Copy each of the following lines word for word, leaving out the pictures.

Records shown:
..........
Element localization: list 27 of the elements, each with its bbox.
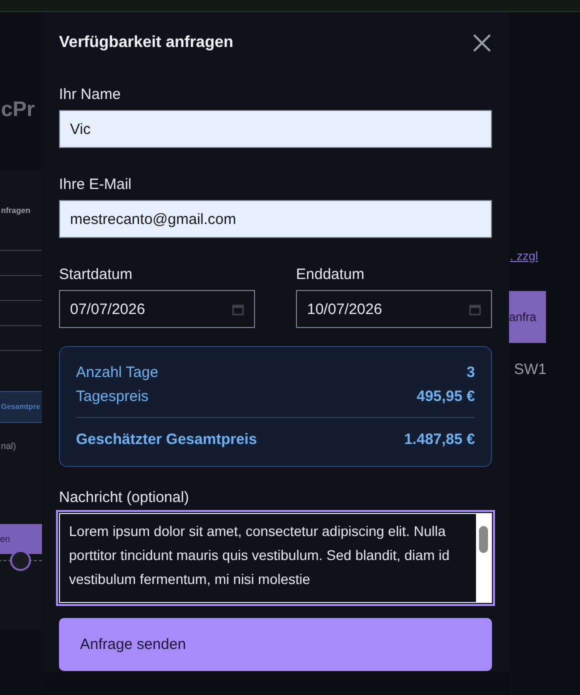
- summary-label: Geschätzter Gesamtpreis: [76, 430, 257, 450]
- date-field[interactable]: 07/07/2026: [59, 290, 255, 328]
- message-field[interactable]: Lorem ipsum dolor sit amet, consectetur adipiscing elit. Nulla porttitor tincidunt mauris quis vestibulum. Sed blandit, diam id vestibulum fermentum, mi nisi molestie: [59, 513, 492, 603]
- field-label: Ihre E-Mail: [59, 176, 133, 194]
- summary-label: Tagespreis: [76, 387, 149, 407]
- summary-value: 495,95 €: [416, 387, 475, 407]
- code-text: SW1: [514, 361, 547, 378]
- close-icon[interactable]: [472, 33, 492, 53]
- field-label: Enddatum: [296, 266, 366, 284]
- submit-button[interactable]: Anfrage senden: [59, 618, 492, 671]
- email-field[interactable]: mestrecanto@gmail.com: [59, 200, 492, 238]
- field-label: Nachricht (optional): [59, 489, 190, 507]
- date-field[interactable]: 10/07/2026: [296, 290, 492, 328]
- field-label: nal): [1, 441, 16, 451]
- summary-label: Anzahl Tage: [76, 363, 158, 383]
- name-field[interactable]: Vic: [59, 110, 492, 148]
- calendar-icon[interactable]: [232, 302, 244, 316]
- summary-value: 3: [466, 363, 475, 383]
- field-label: Ihr Name: [59, 86, 122, 104]
- summary-value: 1.487,85 €: [404, 430, 475, 450]
- card-heading: nfragen: [1, 206, 30, 217]
- dialog-title: Verfügbarkeit anfragen: [59, 34, 234, 52]
- slider-handle: [10, 550, 31, 571]
- field-label: Startdatum: [59, 266, 134, 284]
- scrollbar[interactable]: [476, 514, 491, 602]
- page-title: cPr: [1, 98, 35, 122]
- calendar-icon[interactable]: [469, 302, 481, 316]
..........
The completed task:
Element localization: list 27 of the elements, each with its bbox.
- summary-label: Geschätzter Gesamtpreis: [76, 430, 257, 450]
- date-field[interactable]: 07/07/2026: [59, 290, 255, 328]
- message-field[interactable]: Lorem ipsum dolor sit amet, consectetur adipiscing elit. Nulla porttitor tincidunt mauris quis vestibulum. Sed blandit, diam id vestibulum fermentum, mi nisi molestie: [59, 513, 492, 603]
- field-label: Ihre E-Mail: [59, 176, 133, 194]
- summary-label: Tagespreis: [76, 387, 149, 407]
- summary-value: 495,95 €: [416, 387, 475, 407]
- code-text: SW1: [514, 361, 547, 378]
- close-icon[interactable]: [472, 33, 492, 53]
- field-label: Enddatum: [296, 266, 366, 284]
- submit-button[interactable]: Anfrage senden: [59, 618, 492, 671]
- email-field[interactable]: mestrecanto@gmail.com: [59, 200, 492, 238]
- field-label: Nachricht (optional): [59, 489, 190, 507]
- date-field[interactable]: 10/07/2026: [296, 290, 492, 328]
- field-label: nal): [1, 441, 16, 451]
- summary-label: Anzahl Tage: [76, 363, 158, 383]
- name-field[interactable]: Vic: [59, 110, 492, 148]
- calendar-icon[interactable]: [232, 302, 244, 316]
- summary-value: 3: [466, 363, 475, 383]
- field-label: Ihr Name: [59, 86, 122, 104]
- summary-value: 1.487,85 €: [404, 430, 475, 450]
- card-heading: nfragen: [1, 206, 30, 217]
- dialog-title: Verfügbarkeit anfragen: [59, 34, 234, 52]
- slider-handle: [10, 550, 31, 571]
- field-label: Startdatum: [59, 266, 134, 284]
- scrollbar[interactable]: [476, 514, 491, 602]
- page-title: cPr: [1, 98, 35, 122]
- calendar-icon[interactable]: [469, 302, 481, 316]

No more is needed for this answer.